THE REQUEST:
Search the records that follow and extract every line containing the string "content".

(Dataset listings of figures)

^^^^^^^^^^^^^^^^

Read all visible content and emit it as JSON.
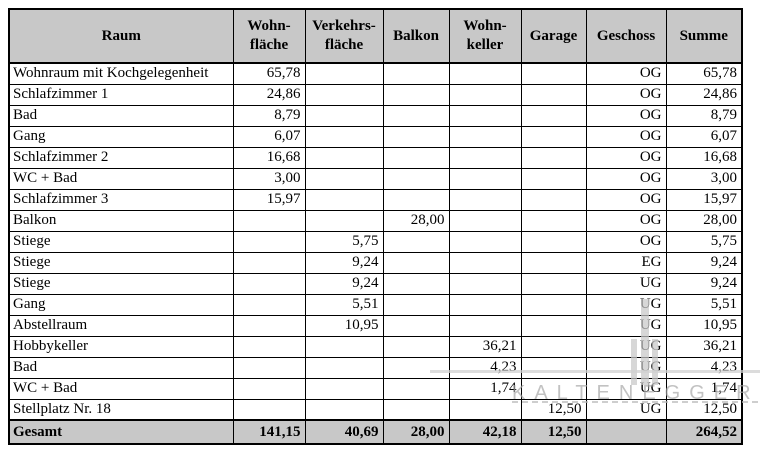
{
  "table": {
    "columns": [
      {
        "key": "raum",
        "label": "Raum"
      },
      {
        "key": "wohnflaeche",
        "label": "Wohn-\nfläche"
      },
      {
        "key": "verkehrsflaeche",
        "label": "Verkehrs-\nfläche"
      },
      {
        "key": "balkon",
        "label": "Balkon"
      },
      {
        "key": "wohnkeller",
        "label": "Wohn-\nkeller"
      },
      {
        "key": "garage",
        "label": "Garage"
      },
      {
        "key": "geschoss",
        "label": "Geschoss"
      },
      {
        "key": "summe",
        "label": "Summe"
      }
    ],
    "rows": [
      {
        "raum": "Wohnraum mit Kochgelegenheit",
        "wohnflaeche": "65,78",
        "verkehrsflaeche": "",
        "balkon": "",
        "wohnkeller": "",
        "garage": "",
        "geschoss": "OG",
        "summe": "65,78"
      },
      {
        "raum": "Schlafzimmer 1",
        "wohnflaeche": "24,86",
        "verkehrsflaeche": "",
        "balkon": "",
        "wohnkeller": "",
        "garage": "",
        "geschoss": "OG",
        "summe": "24,86"
      },
      {
        "raum": "Bad",
        "wohnflaeche": "8,79",
        "verkehrsflaeche": "",
        "balkon": "",
        "wohnkeller": "",
        "garage": "",
        "geschoss": "OG",
        "summe": "8,79"
      },
      {
        "raum": "Gang",
        "wohnflaeche": "6,07",
        "verkehrsflaeche": "",
        "balkon": "",
        "wohnkeller": "",
        "garage": "",
        "geschoss": "OG",
        "summe": "6,07"
      },
      {
        "raum": "Schlafzimmer 2",
        "wohnflaeche": "16,68",
        "verkehrsflaeche": "",
        "balkon": "",
        "wohnkeller": "",
        "garage": "",
        "geschoss": "OG",
        "summe": "16,68"
      },
      {
        "raum": "WC + Bad",
        "wohnflaeche": "3,00",
        "verkehrsflaeche": "",
        "balkon": "",
        "wohnkeller": "",
        "garage": "",
        "geschoss": "OG",
        "summe": "3,00"
      },
      {
        "raum": "Schlafzimmer 3",
        "wohnflaeche": "15,97",
        "verkehrsflaeche": "",
        "balkon": "",
        "wohnkeller": "",
        "garage": "",
        "geschoss": "OG",
        "summe": "15,97"
      },
      {
        "raum": "Balkon",
        "wohnflaeche": "",
        "verkehrsflaeche": "",
        "balkon": "28,00",
        "wohnkeller": "",
        "garage": "",
        "geschoss": "OG",
        "summe": "28,00"
      },
      {
        "raum": "Stiege",
        "wohnflaeche": "",
        "verkehrsflaeche": "5,75",
        "balkon": "",
        "wohnkeller": "",
        "garage": "",
        "geschoss": "OG",
        "summe": "5,75"
      },
      {
        "raum": "Stiege",
        "wohnflaeche": "",
        "verkehrsflaeche": "9,24",
        "balkon": "",
        "wohnkeller": "",
        "garage": "",
        "geschoss": "EG",
        "summe": "9,24"
      },
      {
        "raum": "Stiege",
        "wohnflaeche": "",
        "verkehrsflaeche": "9,24",
        "balkon": "",
        "wohnkeller": "",
        "garage": "",
        "geschoss": "UG",
        "summe": "9,24"
      },
      {
        "raum": "Gang",
        "wohnflaeche": "",
        "verkehrsflaeche": "5,51",
        "balkon": "",
        "wohnkeller": "",
        "garage": "",
        "geschoss": "UG",
        "summe": "5,51"
      },
      {
        "raum": "Abstellraum",
        "wohnflaeche": "",
        "verkehrsflaeche": "10,95",
        "balkon": "",
        "wohnkeller": "",
        "garage": "",
        "geschoss": "UG",
        "summe": "10,95"
      },
      {
        "raum": "Hobbykeller",
        "wohnflaeche": "",
        "verkehrsflaeche": "",
        "balkon": "",
        "wohnkeller": "36,21",
        "garage": "",
        "geschoss": "UG",
        "summe": "36,21"
      },
      {
        "raum": "Bad",
        "wohnflaeche": "",
        "verkehrsflaeche": "",
        "balkon": "",
        "wohnkeller": "4,23",
        "garage": "",
        "geschoss": "UG",
        "summe": "4,23"
      },
      {
        "raum": "WC + Bad",
        "wohnflaeche": "",
        "verkehrsflaeche": "",
        "balkon": "",
        "wohnkeller": "1,74",
        "garage": "",
        "geschoss": "UG",
        "summe": "1,74"
      },
      {
        "raum": "Stellplatz Nr. 18",
        "wohnflaeche": "",
        "verkehrsflaeche": "",
        "balkon": "",
        "wohnkeller": "",
        "garage": "12,50",
        "geschoss": "UG",
        "summe": "12,50"
      }
    ],
    "total": {
      "raum": "Gesamt",
      "wohnflaeche": "141,15",
      "verkehrsflaeche": "40,69",
      "balkon": "28,00",
      "wohnkeller": "42,18",
      "garage": "12,50",
      "geschoss": "",
      "summe": "264,52"
    }
  },
  "watermark": {
    "text": "KALTENEGGER"
  },
  "colors": {
    "header_bg": "#c8c8c8",
    "border": "#000000",
    "watermark_gray": "#a5a5a5"
  }
}
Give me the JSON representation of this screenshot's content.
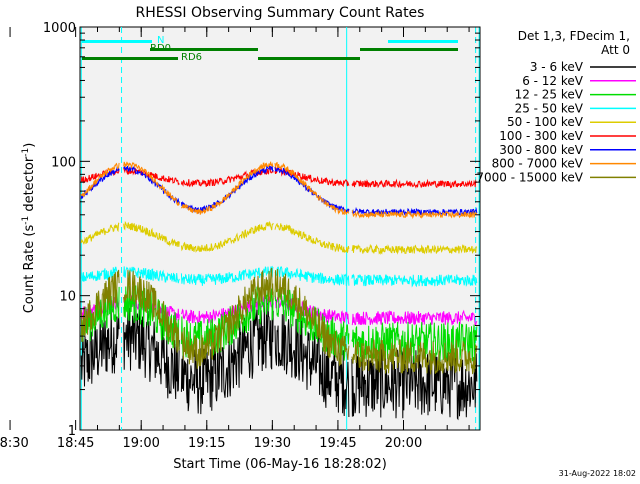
{
  "chart_data": {
    "type": "line",
    "title": "RHESSI Observing Summary Count Rates",
    "xlabel": "Start Time (06-May-16 18:28:02)",
    "ylabel": "Count Rate (s⁻¹ detector⁻¹)",
    "ylabel_parts": {
      "main": "Count Rate (s",
      "sup1": "-1",
      "mid": " detector",
      "sup2": "-1",
      "end": ")"
    },
    "y_scale": "log",
    "ylim": [
      1,
      1000
    ],
    "xlim_minutes": [
      18.0,
      109.5
    ],
    "x_start_time": "18:28:02",
    "x_ticks": [
      {
        "label": "18:30",
        "minute": 2
      },
      {
        "label": "18:45",
        "minute": 17
      },
      {
        "label": "19:00",
        "minute": 32
      },
      {
        "label": "19:15",
        "minute": 47
      },
      {
        "label": "19:30",
        "minute": 62
      },
      {
        "label": "19:45",
        "minute": 77
      },
      {
        "label": "20:00",
        "minute": 92
      }
    ],
    "y_ticks": [
      {
        "label": "1",
        "value": 1
      },
      {
        "label": "10",
        "value": 10
      },
      {
        "label": "100",
        "value": 100
      },
      {
        "label": "1000",
        "value": 1000
      }
    ],
    "legend": {
      "header_line1": "Det 1,3, FDecim 1,",
      "header_line2": "Att 0",
      "placement": "right"
    },
    "series": [
      {
        "name": "3 - 6 keV",
        "color": "#000000",
        "base": 2.2,
        "peak": 5,
        "noise": 0.6
      },
      {
        "name": "6 - 12 keV",
        "color": "#ff00ff",
        "base": 6.8,
        "peak": 9,
        "noise": 0.12
      },
      {
        "name": "12 - 25 keV",
        "color": "#00dd00",
        "base": 4.5,
        "peak": 9,
        "noise": 0.35
      },
      {
        "name": "25 - 50 keV",
        "color": "#00ffff",
        "base": 13,
        "peak": 15,
        "noise": 0.1
      },
      {
        "name": "50 - 100 keV",
        "color": "#ddcc00",
        "base": 22,
        "peak": 33,
        "noise": 0.07
      },
      {
        "name": "100 - 300 keV",
        "color": "#ff0000",
        "base": 68,
        "peak": 85,
        "noise": 0.06
      },
      {
        "name": "300 - 800 keV",
        "color": "#0000ff",
        "base": 42,
        "peak": 88,
        "noise": 0.05
      },
      {
        "name": "800 - 7000 keV",
        "color": "#ff8800",
        "base": 40,
        "peak": 95,
        "noise": 0.05
      },
      {
        "name": "7000 - 15000 keV",
        "color": "#808000",
        "base": 3.5,
        "peak": 12,
        "noise": 0.3
      }
    ],
    "flags": [
      {
        "label": "N",
        "color": "#00ffff"
      },
      {
        "label": "RD0",
        "color": "#008000"
      },
      {
        "label": "RD6",
        "color": "#008000"
      }
    ]
  },
  "footer": {
    "date_stamp": "31-Aug-2022 18:02"
  }
}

^^^^^^^^^^^^^^^^

EXERCISE OUTPUT:
Read all visible content and emit it as JSON.
Give me the JSON representation of this screenshot's content.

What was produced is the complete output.